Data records

++++++++++

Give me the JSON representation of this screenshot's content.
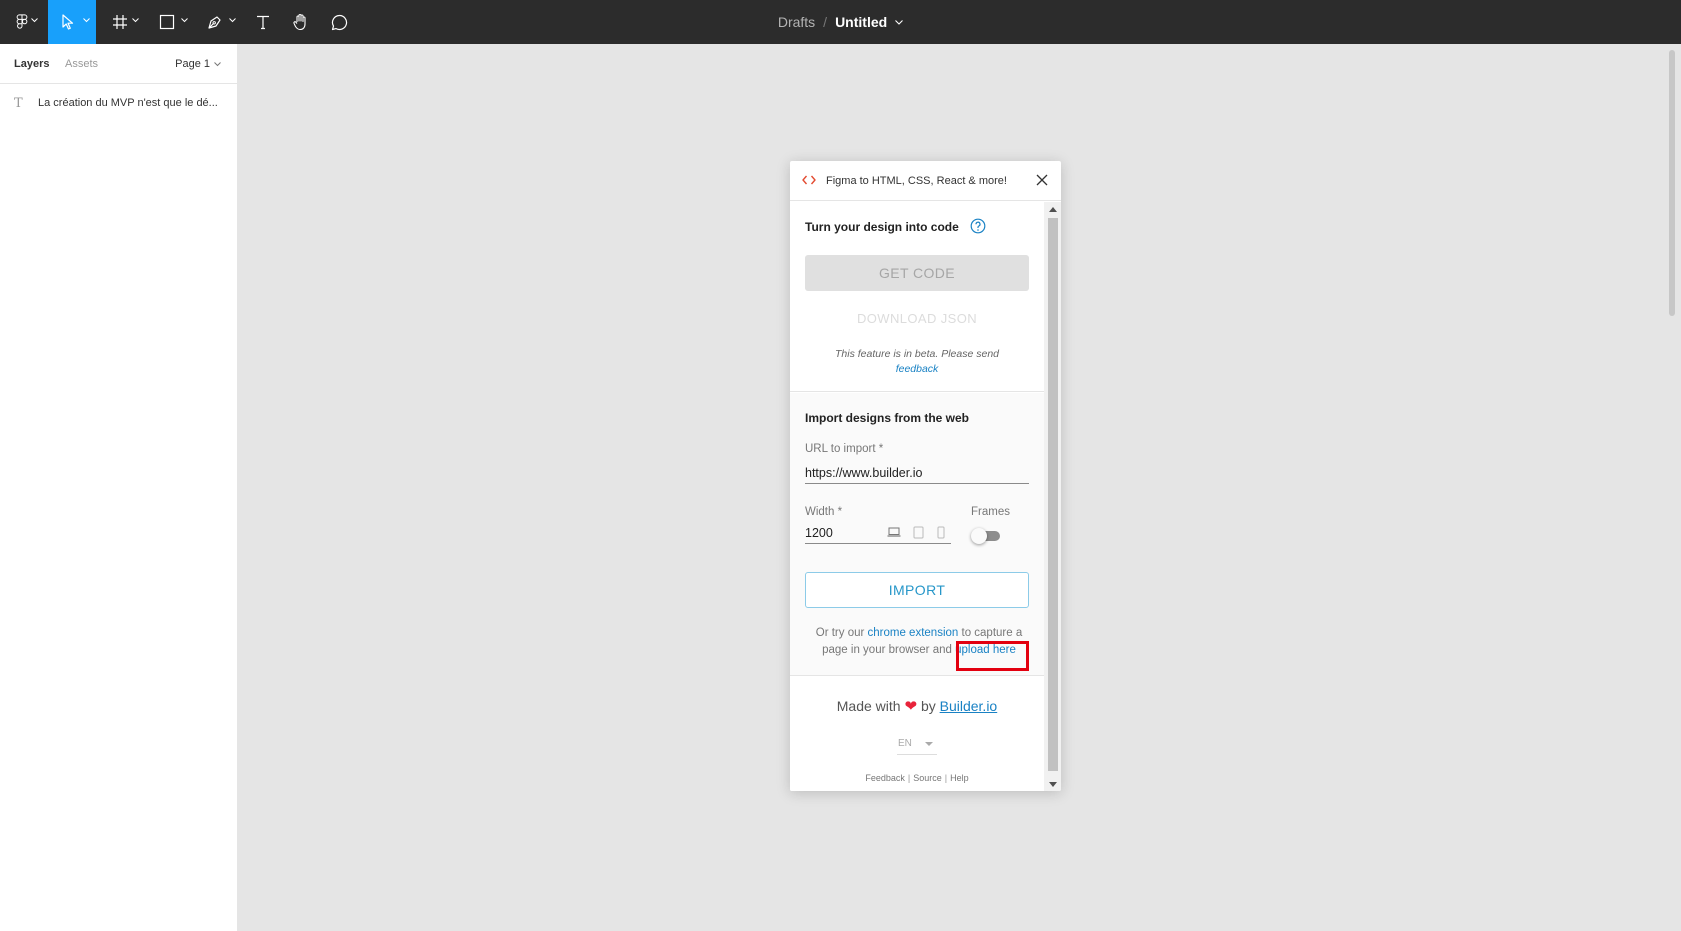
{
  "toolbar": {
    "tools": [
      {
        "name": "figma-menu"
      },
      {
        "name": "move-tool"
      },
      {
        "name": "frame-tool"
      },
      {
        "name": "shape-tool"
      },
      {
        "name": "pen-tool"
      },
      {
        "name": "text-tool"
      },
      {
        "name": "hand-tool"
      },
      {
        "name": "comment-tool"
      }
    ],
    "active_tool": "move-tool",
    "active_color": "#18a0fb",
    "breadcrumb": "Drafts",
    "separator": "/",
    "file_title": "Untitled"
  },
  "left_panel": {
    "tabs": [
      {
        "label": "Layers",
        "active": true
      },
      {
        "label": "Assets",
        "active": false
      }
    ],
    "page_selector": "Page 1",
    "layers": [
      {
        "type": "text",
        "icon": "T",
        "label": "La création du MVP n'est que le dé..."
      }
    ]
  },
  "plugin": {
    "title": "Figma to HTML, CSS, React & more!",
    "code_section": {
      "heading": "Turn your design into code",
      "get_code_label": "GET CODE",
      "download_json_label": "DOWNLOAD JSON",
      "beta_text": "This feature is in beta. Please send",
      "beta_link": "feedback"
    },
    "import_section": {
      "heading": "Import designs from the web",
      "url_label": "URL to import",
      "url_value": "https://www.builder.io",
      "required_mark": "*",
      "width_label": "Width",
      "width_value": "1200",
      "frames_label": "Frames",
      "frames_enabled": false,
      "import_label": "IMPORT",
      "or_try_prefix": "Or try our",
      "chrome_extension_link": "chrome extension",
      "or_try_middle": "to capture a page in your browser and",
      "upload_link": "upload here"
    },
    "footer": {
      "made_with": "Made with",
      "heart": "❤",
      "by": "by",
      "builder_link": "Builder.io",
      "language": "EN",
      "links": [
        "Feedback",
        "Source",
        "Help"
      ],
      "link_separator": "|"
    },
    "colors": {
      "link": "#1a82c4",
      "highlight": "#e3000f",
      "heart": "#e8233a"
    }
  }
}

++++++++++

| GOAL |
Repeat the material above in full and unchanged, minus its images.

| ANSWER TO THIS EXERCISE |
Give me the JSON representation of this screenshot's content.
{
  "toolbar": {
    "tools": [
      {
        "name": "figma-menu"
      },
      {
        "name": "move-tool"
      },
      {
        "name": "frame-tool"
      },
      {
        "name": "shape-tool"
      },
      {
        "name": "pen-tool"
      },
      {
        "name": "text-tool"
      },
      {
        "name": "hand-tool"
      },
      {
        "name": "comment-tool"
      }
    ],
    "active_tool": "move-tool",
    "active_color": "#18a0fb",
    "breadcrumb": "Drafts",
    "separator": "/",
    "file_title": "Untitled"
  },
  "left_panel": {
    "tabs": [
      {
        "label": "Layers",
        "active": true
      },
      {
        "label": "Assets",
        "active": false
      }
    ],
    "page_selector": "Page 1",
    "layers": [
      {
        "type": "text",
        "icon": "T",
        "label": "La création du MVP n'est que le dé..."
      }
    ]
  },
  "plugin": {
    "title": "Figma to HTML, CSS, React & more!",
    "code_section": {
      "heading": "Turn your design into code",
      "get_code_label": "GET CODE",
      "download_json_label": "DOWNLOAD JSON",
      "beta_text": "This feature is in beta. Please send",
      "beta_link": "feedback"
    },
    "import_section": {
      "heading": "Import designs from the web",
      "url_label": "URL to import",
      "url_value": "https://www.builder.io",
      "required_mark": "*",
      "width_label": "Width",
      "width_value": "1200",
      "frames_label": "Frames",
      "frames_enabled": false,
      "import_label": "IMPORT",
      "or_try_prefix": "Or try our",
      "chrome_extension_link": "chrome extension",
      "or_try_middle": "to capture a page in your browser and",
      "upload_link": "upload here"
    },
    "footer": {
      "made_with": "Made with",
      "heart": "❤",
      "by": "by",
      "builder_link": "Builder.io",
      "language": "EN",
      "links": [
        "Feedback",
        "Source",
        "Help"
      ],
      "link_separator": "|"
    },
    "colors": {
      "link": "#1a82c4",
      "highlight": "#e3000f",
      "heart": "#e8233a"
    }
  }
}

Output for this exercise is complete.